Entries from a dataset:
──────
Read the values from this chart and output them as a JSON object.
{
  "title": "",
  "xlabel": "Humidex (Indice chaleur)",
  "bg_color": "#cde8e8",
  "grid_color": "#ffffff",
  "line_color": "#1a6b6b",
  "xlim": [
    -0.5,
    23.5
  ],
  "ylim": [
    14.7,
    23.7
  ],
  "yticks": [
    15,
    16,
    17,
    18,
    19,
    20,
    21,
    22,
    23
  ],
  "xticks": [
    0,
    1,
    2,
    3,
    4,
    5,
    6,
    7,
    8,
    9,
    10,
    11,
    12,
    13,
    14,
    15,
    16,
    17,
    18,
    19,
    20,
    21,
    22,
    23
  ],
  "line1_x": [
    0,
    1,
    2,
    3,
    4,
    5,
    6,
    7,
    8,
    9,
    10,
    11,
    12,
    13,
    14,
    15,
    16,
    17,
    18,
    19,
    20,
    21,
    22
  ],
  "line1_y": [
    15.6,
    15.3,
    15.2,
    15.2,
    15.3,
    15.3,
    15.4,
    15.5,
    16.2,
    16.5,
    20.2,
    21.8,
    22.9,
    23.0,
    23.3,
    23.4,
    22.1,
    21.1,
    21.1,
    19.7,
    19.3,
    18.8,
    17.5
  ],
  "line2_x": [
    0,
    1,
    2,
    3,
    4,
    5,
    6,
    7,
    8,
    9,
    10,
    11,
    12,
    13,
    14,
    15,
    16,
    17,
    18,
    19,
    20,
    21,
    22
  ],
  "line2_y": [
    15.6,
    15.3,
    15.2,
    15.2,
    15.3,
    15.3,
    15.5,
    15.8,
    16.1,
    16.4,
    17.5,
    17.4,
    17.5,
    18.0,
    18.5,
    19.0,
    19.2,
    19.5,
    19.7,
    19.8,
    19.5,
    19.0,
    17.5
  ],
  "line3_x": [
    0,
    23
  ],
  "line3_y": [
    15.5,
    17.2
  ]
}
──────
§ **SET TASK**:
Every record shown above must be echoed exactly.

§ **RESPONSE TO THIS EXERCISE**:
Read the values from this chart and output them as a JSON object.
{
  "title": "",
  "xlabel": "Humidex (Indice chaleur)",
  "bg_color": "#cde8e8",
  "grid_color": "#ffffff",
  "line_color": "#1a6b6b",
  "xlim": [
    -0.5,
    23.5
  ],
  "ylim": [
    14.7,
    23.7
  ],
  "yticks": [
    15,
    16,
    17,
    18,
    19,
    20,
    21,
    22,
    23
  ],
  "xticks": [
    0,
    1,
    2,
    3,
    4,
    5,
    6,
    7,
    8,
    9,
    10,
    11,
    12,
    13,
    14,
    15,
    16,
    17,
    18,
    19,
    20,
    21,
    22,
    23
  ],
  "line1_x": [
    0,
    1,
    2,
    3,
    4,
    5,
    6,
    7,
    8,
    9,
    10,
    11,
    12,
    13,
    14,
    15,
    16,
    17,
    18,
    19,
    20,
    21,
    22
  ],
  "line1_y": [
    15.6,
    15.3,
    15.2,
    15.2,
    15.3,
    15.3,
    15.4,
    15.5,
    16.2,
    16.5,
    20.2,
    21.8,
    22.9,
    23.0,
    23.3,
    23.4,
    22.1,
    21.1,
    21.1,
    19.7,
    19.3,
    18.8,
    17.5
  ],
  "line2_x": [
    0,
    1,
    2,
    3,
    4,
    5,
    6,
    7,
    8,
    9,
    10,
    11,
    12,
    13,
    14,
    15,
    16,
    17,
    18,
    19,
    20,
    21,
    22
  ],
  "line2_y": [
    15.6,
    15.3,
    15.2,
    15.2,
    15.3,
    15.3,
    15.5,
    15.8,
    16.1,
    16.4,
    17.5,
    17.4,
    17.5,
    18.0,
    18.5,
    19.0,
    19.2,
    19.5,
    19.7,
    19.8,
    19.5,
    19.0,
    17.5
  ],
  "line3_x": [
    0,
    23
  ],
  "line3_y": [
    15.5,
    17.2
  ]
}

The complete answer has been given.